Your copy of the material below should match it exactly, except that it holds no pictures.

Items from a figure collection
--- START ---

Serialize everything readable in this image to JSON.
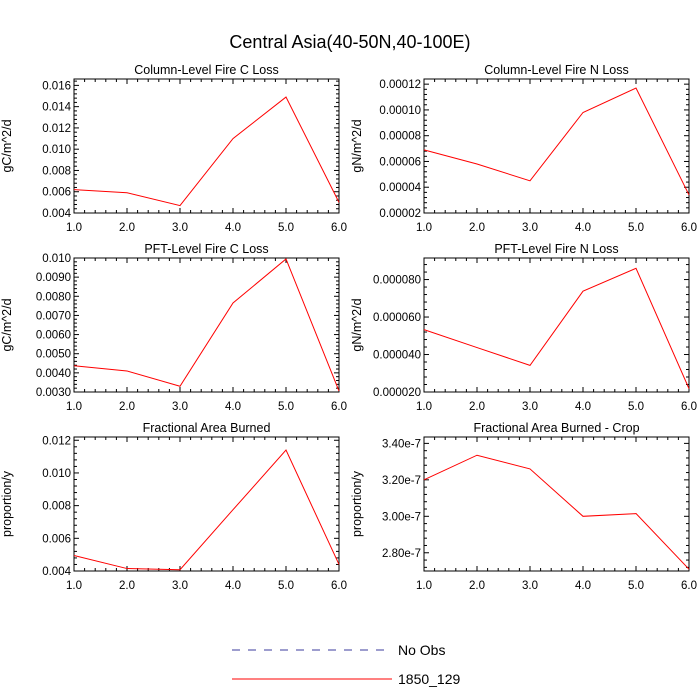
{
  "figure": {
    "title": "Central Asia(40-50N,40-100E)"
  },
  "legend": [
    {
      "label": "No Obs",
      "color": "#3b3b9c",
      "dash": "dashed"
    },
    {
      "label": "1850_129",
      "color": "#ff0000",
      "dash": "solid"
    }
  ],
  "chart_data": [
    {
      "type": "line",
      "title": "Column-Level Fire C Loss",
      "ylabel": "gC/m^2/d",
      "x": [
        1.0,
        2.0,
        3.0,
        4.0,
        5.0,
        6.0
      ],
      "xlim": [
        1.0,
        6.0
      ],
      "xticks": [
        "1.0",
        "2.0",
        "3.0",
        "4.0",
        "5.0",
        "6.0"
      ],
      "ylim": [
        0.004,
        0.0166
      ],
      "yticks": [
        0.004,
        0.006,
        0.008,
        0.01,
        0.012,
        0.014,
        0.016
      ],
      "ytick_labels": [
        "0.004",
        "0.006",
        "0.008",
        "0.010",
        "0.012",
        "0.014",
        "0.016"
      ],
      "series": [
        {
          "name": "1850_129",
          "color": "#ff0000",
          "values": [
            0.0062,
            0.0059,
            0.0047,
            0.011,
            0.0149,
            0.005
          ]
        }
      ]
    },
    {
      "type": "line",
      "title": "Column-Level Fire N Loss",
      "ylabel": "gN/m^2/d",
      "x": [
        1.0,
        2.0,
        3.0,
        4.0,
        5.0,
        6.0
      ],
      "xlim": [
        1.0,
        6.0
      ],
      "xticks": [
        "1.0",
        "2.0",
        "3.0",
        "4.0",
        "5.0",
        "6.0"
      ],
      "ylim": [
        2e-05,
        0.000124
      ],
      "yticks": [
        2e-05,
        4e-05,
        6e-05,
        8e-05,
        0.0001,
        0.00012
      ],
      "ytick_labels": [
        "0.00002",
        "0.00004",
        "0.00006",
        "0.00008",
        "0.00010",
        "0.00012"
      ],
      "series": [
        {
          "name": "1850_129",
          "color": "#ff0000",
          "values": [
            6.9e-05,
            5.8e-05,
            4.5e-05,
            9.8e-05,
            0.000117,
            3.4e-05
          ]
        }
      ]
    },
    {
      "type": "line",
      "title": "PFT-Level Fire C Loss",
      "ylabel": "gC/m^2/d",
      "x": [
        1.0,
        2.0,
        3.0,
        4.0,
        5.0,
        6.0
      ],
      "xlim": [
        1.0,
        6.0
      ],
      "xticks": [
        "1.0",
        "2.0",
        "3.0",
        "4.0",
        "5.0",
        "6.0"
      ],
      "ylim": [
        0.003,
        0.01
      ],
      "yticks": [
        0.003,
        0.004,
        0.005,
        0.006,
        0.007,
        0.008,
        0.009,
        0.01
      ],
      "ytick_labels": [
        "0.0030",
        "0.0040",
        "0.0050",
        "0.0060",
        "0.0070",
        "0.0080",
        "0.0090",
        "0.010"
      ],
      "series": [
        {
          "name": "1850_129",
          "color": "#ff0000",
          "values": [
            0.00437,
            0.0041,
            0.0033,
            0.00765,
            0.00995,
            0.00305
          ]
        }
      ]
    },
    {
      "type": "line",
      "title": "PFT-Level Fire N Loss",
      "ylabel": "gN/m^2/d",
      "x": [
        1.0,
        2.0,
        3.0,
        4.0,
        5.0,
        6.0
      ],
      "xlim": [
        1.0,
        6.0
      ],
      "xticks": [
        "1.0",
        "2.0",
        "3.0",
        "4.0",
        "5.0",
        "6.0"
      ],
      "ylim": [
        2e-05,
        9.15e-05
      ],
      "yticks": [
        2e-05,
        4e-05,
        6e-05,
        8e-05
      ],
      "ytick_labels": [
        "0.000020",
        "0.000040",
        "0.000060",
        "0.000080"
      ],
      "series": [
        {
          "name": "1850_129",
          "color": "#ff0000",
          "values": [
            5.33e-05,
            4.37e-05,
            3.42e-05,
            7.38e-05,
            8.6e-05,
            2.18e-05
          ]
        }
      ]
    },
    {
      "type": "line",
      "title": "Fractional Area Burned",
      "ylabel": "proportion/y",
      "x": [
        1.0,
        2.0,
        3.0,
        4.0,
        5.0,
        6.0
      ],
      "xlim": [
        1.0,
        6.0
      ],
      "xticks": [
        "1.0",
        "2.0",
        "3.0",
        "4.0",
        "5.0",
        "6.0"
      ],
      "ylim": [
        0.004,
        0.0122
      ],
      "yticks": [
        0.004,
        0.006,
        0.008,
        0.01,
        0.012
      ],
      "ytick_labels": [
        "0.004",
        "0.006",
        "0.008",
        "0.010",
        "0.012"
      ],
      "series": [
        {
          "name": "1850_129",
          "color": "#ff0000",
          "values": [
            0.00495,
            0.00415,
            0.00408,
            0.00775,
            0.0114,
            0.0044
          ]
        }
      ]
    },
    {
      "type": "line",
      "title": "Fractional Area Burned - Crop",
      "ylabel": "proportion/y",
      "x": [
        1.0,
        2.0,
        3.0,
        4.0,
        5.0,
        6.0
      ],
      "xlim": [
        1.0,
        6.0
      ],
      "xticks": [
        "1.0",
        "2.0",
        "3.0",
        "4.0",
        "5.0",
        "6.0"
      ],
      "ylim": [
        2.7e-07,
        3.435e-07
      ],
      "yticks": [
        2.8e-07,
        3e-07,
        3.2e-07,
        3.4e-07
      ],
      "ytick_labels": [
        "2.80e-7",
        "3.00e-7",
        "3.20e-7",
        "3.40e-7"
      ],
      "series": [
        {
          "name": "1850_129",
          "color": "#ff0000",
          "values": [
            3.2e-07,
            3.335e-07,
            3.26e-07,
            3e-07,
            3.015e-07,
            2.71e-07
          ]
        }
      ]
    }
  ]
}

--- END ---

Exercise result
Serialize everything readable in this image to JSON.
{
  "figure": {
    "title": "Central Asia(40-50N,40-100E)"
  },
  "legend": [
    {
      "label": "No Obs",
      "color": "#3b3b9c",
      "dash": "dashed"
    },
    {
      "label": "1850_129",
      "color": "#ff0000",
      "dash": "solid"
    }
  ],
  "chart_data": [
    {
      "type": "line",
      "title": "Column-Level Fire C Loss",
      "ylabel": "gC/m^2/d",
      "x": [
        1.0,
        2.0,
        3.0,
        4.0,
        5.0,
        6.0
      ],
      "xlim": [
        1.0,
        6.0
      ],
      "xticks": [
        "1.0",
        "2.0",
        "3.0",
        "4.0",
        "5.0",
        "6.0"
      ],
      "ylim": [
        0.004,
        0.0166
      ],
      "yticks": [
        0.004,
        0.006,
        0.008,
        0.01,
        0.012,
        0.014,
        0.016
      ],
      "ytick_labels": [
        "0.004",
        "0.006",
        "0.008",
        "0.010",
        "0.012",
        "0.014",
        "0.016"
      ],
      "series": [
        {
          "name": "1850_129",
          "color": "#ff0000",
          "values": [
            0.0062,
            0.0059,
            0.0047,
            0.011,
            0.0149,
            0.005
          ]
        }
      ]
    },
    {
      "type": "line",
      "title": "Column-Level Fire N Loss",
      "ylabel": "gN/m^2/d",
      "x": [
        1.0,
        2.0,
        3.0,
        4.0,
        5.0,
        6.0
      ],
      "xlim": [
        1.0,
        6.0
      ],
      "xticks": [
        "1.0",
        "2.0",
        "3.0",
        "4.0",
        "5.0",
        "6.0"
      ],
      "ylim": [
        2e-05,
        0.000124
      ],
      "yticks": [
        2e-05,
        4e-05,
        6e-05,
        8e-05,
        0.0001,
        0.00012
      ],
      "ytick_labels": [
        "0.00002",
        "0.00004",
        "0.00006",
        "0.00008",
        "0.00010",
        "0.00012"
      ],
      "series": [
        {
          "name": "1850_129",
          "color": "#ff0000",
          "values": [
            6.9e-05,
            5.8e-05,
            4.5e-05,
            9.8e-05,
            0.000117,
            3.4e-05
          ]
        }
      ]
    },
    {
      "type": "line",
      "title": "PFT-Level Fire C Loss",
      "ylabel": "gC/m^2/d",
      "x": [
        1.0,
        2.0,
        3.0,
        4.0,
        5.0,
        6.0
      ],
      "xlim": [
        1.0,
        6.0
      ],
      "xticks": [
        "1.0",
        "2.0",
        "3.0",
        "4.0",
        "5.0",
        "6.0"
      ],
      "ylim": [
        0.003,
        0.01
      ],
      "yticks": [
        0.003,
        0.004,
        0.005,
        0.006,
        0.007,
        0.008,
        0.009,
        0.01
      ],
      "ytick_labels": [
        "0.0030",
        "0.0040",
        "0.0050",
        "0.0060",
        "0.0070",
        "0.0080",
        "0.0090",
        "0.010"
      ],
      "series": [
        {
          "name": "1850_129",
          "color": "#ff0000",
          "values": [
            0.00437,
            0.0041,
            0.0033,
            0.00765,
            0.00995,
            0.00305
          ]
        }
      ]
    },
    {
      "type": "line",
      "title": "PFT-Level Fire N Loss",
      "ylabel": "gN/m^2/d",
      "x": [
        1.0,
        2.0,
        3.0,
        4.0,
        5.0,
        6.0
      ],
      "xlim": [
        1.0,
        6.0
      ],
      "xticks": [
        "1.0",
        "2.0",
        "3.0",
        "4.0",
        "5.0",
        "6.0"
      ],
      "ylim": [
        2e-05,
        9.15e-05
      ],
      "yticks": [
        2e-05,
        4e-05,
        6e-05,
        8e-05
      ],
      "ytick_labels": [
        "0.000020",
        "0.000040",
        "0.000060",
        "0.000080"
      ],
      "series": [
        {
          "name": "1850_129",
          "color": "#ff0000",
          "values": [
            5.33e-05,
            4.37e-05,
            3.42e-05,
            7.38e-05,
            8.6e-05,
            2.18e-05
          ]
        }
      ]
    },
    {
      "type": "line",
      "title": "Fractional Area Burned",
      "ylabel": "proportion/y",
      "x": [
        1.0,
        2.0,
        3.0,
        4.0,
        5.0,
        6.0
      ],
      "xlim": [
        1.0,
        6.0
      ],
      "xticks": [
        "1.0",
        "2.0",
        "3.0",
        "4.0",
        "5.0",
        "6.0"
      ],
      "ylim": [
        0.004,
        0.0122
      ],
      "yticks": [
        0.004,
        0.006,
        0.008,
        0.01,
        0.012
      ],
      "ytick_labels": [
        "0.004",
        "0.006",
        "0.008",
        "0.010",
        "0.012"
      ],
      "series": [
        {
          "name": "1850_129",
          "color": "#ff0000",
          "values": [
            0.00495,
            0.00415,
            0.00408,
            0.00775,
            0.0114,
            0.0044
          ]
        }
      ]
    },
    {
      "type": "line",
      "title": "Fractional Area Burned - Crop",
      "ylabel": "proportion/y",
      "x": [
        1.0,
        2.0,
        3.0,
        4.0,
        5.0,
        6.0
      ],
      "xlim": [
        1.0,
        6.0
      ],
      "xticks": [
        "1.0",
        "2.0",
        "3.0",
        "4.0",
        "5.0",
        "6.0"
      ],
      "ylim": [
        2.7e-07,
        3.435e-07
      ],
      "yticks": [
        2.8e-07,
        3e-07,
        3.2e-07,
        3.4e-07
      ],
      "ytick_labels": [
        "2.80e-7",
        "3.00e-7",
        "3.20e-7",
        "3.40e-7"
      ],
      "series": [
        {
          "name": "1850_129",
          "color": "#ff0000",
          "values": [
            3.2e-07,
            3.335e-07,
            3.26e-07,
            3e-07,
            3.015e-07,
            2.71e-07
          ]
        }
      ]
    }
  ]
}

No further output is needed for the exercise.